### [Rows from a figure dataset]
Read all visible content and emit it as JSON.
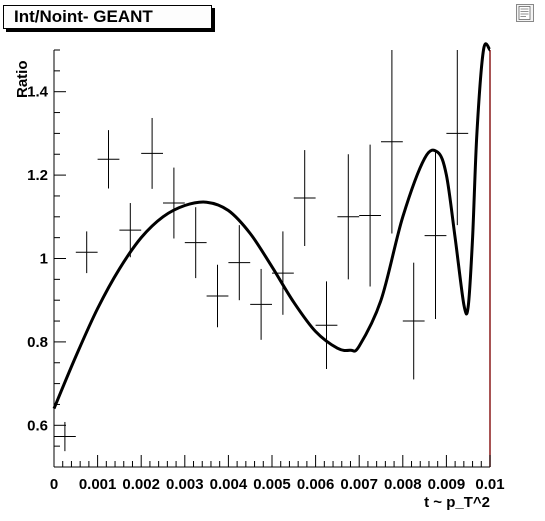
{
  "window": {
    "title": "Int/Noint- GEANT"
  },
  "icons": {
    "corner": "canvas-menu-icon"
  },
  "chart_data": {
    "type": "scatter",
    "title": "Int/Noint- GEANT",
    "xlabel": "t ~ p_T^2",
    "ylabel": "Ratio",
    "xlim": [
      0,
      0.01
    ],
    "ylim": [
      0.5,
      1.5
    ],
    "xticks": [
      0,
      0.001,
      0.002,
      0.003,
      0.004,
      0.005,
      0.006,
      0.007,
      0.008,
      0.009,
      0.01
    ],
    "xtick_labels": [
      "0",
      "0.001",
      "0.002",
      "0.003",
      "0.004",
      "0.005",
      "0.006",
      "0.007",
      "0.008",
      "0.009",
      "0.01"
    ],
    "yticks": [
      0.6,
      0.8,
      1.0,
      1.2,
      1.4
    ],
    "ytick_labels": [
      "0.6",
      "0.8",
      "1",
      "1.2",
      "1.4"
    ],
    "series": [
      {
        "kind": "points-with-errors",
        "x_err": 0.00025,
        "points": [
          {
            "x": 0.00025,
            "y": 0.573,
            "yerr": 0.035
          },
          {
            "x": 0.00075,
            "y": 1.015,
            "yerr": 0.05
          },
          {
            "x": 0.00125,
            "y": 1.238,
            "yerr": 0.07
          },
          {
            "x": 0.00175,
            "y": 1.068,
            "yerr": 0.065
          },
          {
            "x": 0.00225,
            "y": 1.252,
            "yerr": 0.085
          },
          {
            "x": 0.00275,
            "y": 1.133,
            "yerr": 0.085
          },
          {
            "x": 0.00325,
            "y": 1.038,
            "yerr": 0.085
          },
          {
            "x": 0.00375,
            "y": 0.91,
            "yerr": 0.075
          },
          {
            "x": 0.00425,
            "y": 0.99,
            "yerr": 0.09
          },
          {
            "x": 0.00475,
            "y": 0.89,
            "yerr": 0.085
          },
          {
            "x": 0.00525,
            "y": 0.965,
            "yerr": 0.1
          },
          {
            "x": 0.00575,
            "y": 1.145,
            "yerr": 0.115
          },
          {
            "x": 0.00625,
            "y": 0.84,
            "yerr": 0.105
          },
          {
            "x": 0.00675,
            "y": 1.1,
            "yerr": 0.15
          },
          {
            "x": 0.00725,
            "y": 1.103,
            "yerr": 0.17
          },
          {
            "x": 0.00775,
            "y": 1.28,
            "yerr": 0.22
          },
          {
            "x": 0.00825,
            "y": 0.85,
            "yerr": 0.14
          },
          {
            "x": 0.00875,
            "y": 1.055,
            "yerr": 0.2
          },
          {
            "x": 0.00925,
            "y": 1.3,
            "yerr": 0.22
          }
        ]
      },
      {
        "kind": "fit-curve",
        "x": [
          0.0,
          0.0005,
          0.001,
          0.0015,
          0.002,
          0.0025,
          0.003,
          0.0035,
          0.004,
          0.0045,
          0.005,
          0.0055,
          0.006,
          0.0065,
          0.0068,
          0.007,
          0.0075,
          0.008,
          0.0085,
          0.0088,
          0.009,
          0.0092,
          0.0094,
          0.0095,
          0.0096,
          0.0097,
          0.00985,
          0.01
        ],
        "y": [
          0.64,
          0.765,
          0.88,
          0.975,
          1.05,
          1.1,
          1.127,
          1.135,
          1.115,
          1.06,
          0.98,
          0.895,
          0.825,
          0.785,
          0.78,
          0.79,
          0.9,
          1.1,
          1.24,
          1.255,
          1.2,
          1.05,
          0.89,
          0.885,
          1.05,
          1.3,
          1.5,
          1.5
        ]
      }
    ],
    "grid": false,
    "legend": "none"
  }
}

### [AIM OF THE EXERCISE]
Leave the images out and output the remaining material exactly as it stands.

### [RESULT FOR THIS EXERCISE]
Read all visible content and emit it as JSON.
{
  "window": {
    "title": "Int/Noint- GEANT"
  },
  "icons": {
    "corner": "canvas-menu-icon"
  },
  "chart_data": {
    "type": "scatter",
    "title": "Int/Noint- GEANT",
    "xlabel": "t ~ p_T^2",
    "ylabel": "Ratio",
    "xlim": [
      0,
      0.01
    ],
    "ylim": [
      0.5,
      1.5
    ],
    "xticks": [
      0,
      0.001,
      0.002,
      0.003,
      0.004,
      0.005,
      0.006,
      0.007,
      0.008,
      0.009,
      0.01
    ],
    "xtick_labels": [
      "0",
      "0.001",
      "0.002",
      "0.003",
      "0.004",
      "0.005",
      "0.006",
      "0.007",
      "0.008",
      "0.009",
      "0.01"
    ],
    "yticks": [
      0.6,
      0.8,
      1.0,
      1.2,
      1.4
    ],
    "ytick_labels": [
      "0.6",
      "0.8",
      "1",
      "1.2",
      "1.4"
    ],
    "series": [
      {
        "kind": "points-with-errors",
        "x_err": 0.00025,
        "points": [
          {
            "x": 0.00025,
            "y": 0.573,
            "yerr": 0.035
          },
          {
            "x": 0.00075,
            "y": 1.015,
            "yerr": 0.05
          },
          {
            "x": 0.00125,
            "y": 1.238,
            "yerr": 0.07
          },
          {
            "x": 0.00175,
            "y": 1.068,
            "yerr": 0.065
          },
          {
            "x": 0.00225,
            "y": 1.252,
            "yerr": 0.085
          },
          {
            "x": 0.00275,
            "y": 1.133,
            "yerr": 0.085
          },
          {
            "x": 0.00325,
            "y": 1.038,
            "yerr": 0.085
          },
          {
            "x": 0.00375,
            "y": 0.91,
            "yerr": 0.075
          },
          {
            "x": 0.00425,
            "y": 0.99,
            "yerr": 0.09
          },
          {
            "x": 0.00475,
            "y": 0.89,
            "yerr": 0.085
          },
          {
            "x": 0.00525,
            "y": 0.965,
            "yerr": 0.1
          },
          {
            "x": 0.00575,
            "y": 1.145,
            "yerr": 0.115
          },
          {
            "x": 0.00625,
            "y": 0.84,
            "yerr": 0.105
          },
          {
            "x": 0.00675,
            "y": 1.1,
            "yerr": 0.15
          },
          {
            "x": 0.00725,
            "y": 1.103,
            "yerr": 0.17
          },
          {
            "x": 0.00775,
            "y": 1.28,
            "yerr": 0.22
          },
          {
            "x": 0.00825,
            "y": 0.85,
            "yerr": 0.14
          },
          {
            "x": 0.00875,
            "y": 1.055,
            "yerr": 0.2
          },
          {
            "x": 0.00925,
            "y": 1.3,
            "yerr": 0.22
          }
        ]
      },
      {
        "kind": "fit-curve",
        "x": [
          0.0,
          0.0005,
          0.001,
          0.0015,
          0.002,
          0.0025,
          0.003,
          0.0035,
          0.004,
          0.0045,
          0.005,
          0.0055,
          0.006,
          0.0065,
          0.0068,
          0.007,
          0.0075,
          0.008,
          0.0085,
          0.0088,
          0.009,
          0.0092,
          0.0094,
          0.0095,
          0.0096,
          0.0097,
          0.00985,
          0.01
        ],
        "y": [
          0.64,
          0.765,
          0.88,
          0.975,
          1.05,
          1.1,
          1.127,
          1.135,
          1.115,
          1.06,
          0.98,
          0.895,
          0.825,
          0.785,
          0.78,
          0.79,
          0.9,
          1.1,
          1.24,
          1.255,
          1.2,
          1.05,
          0.89,
          0.885,
          1.05,
          1.3,
          1.5,
          1.5
        ]
      }
    ],
    "grid": false,
    "legend": "none"
  }
}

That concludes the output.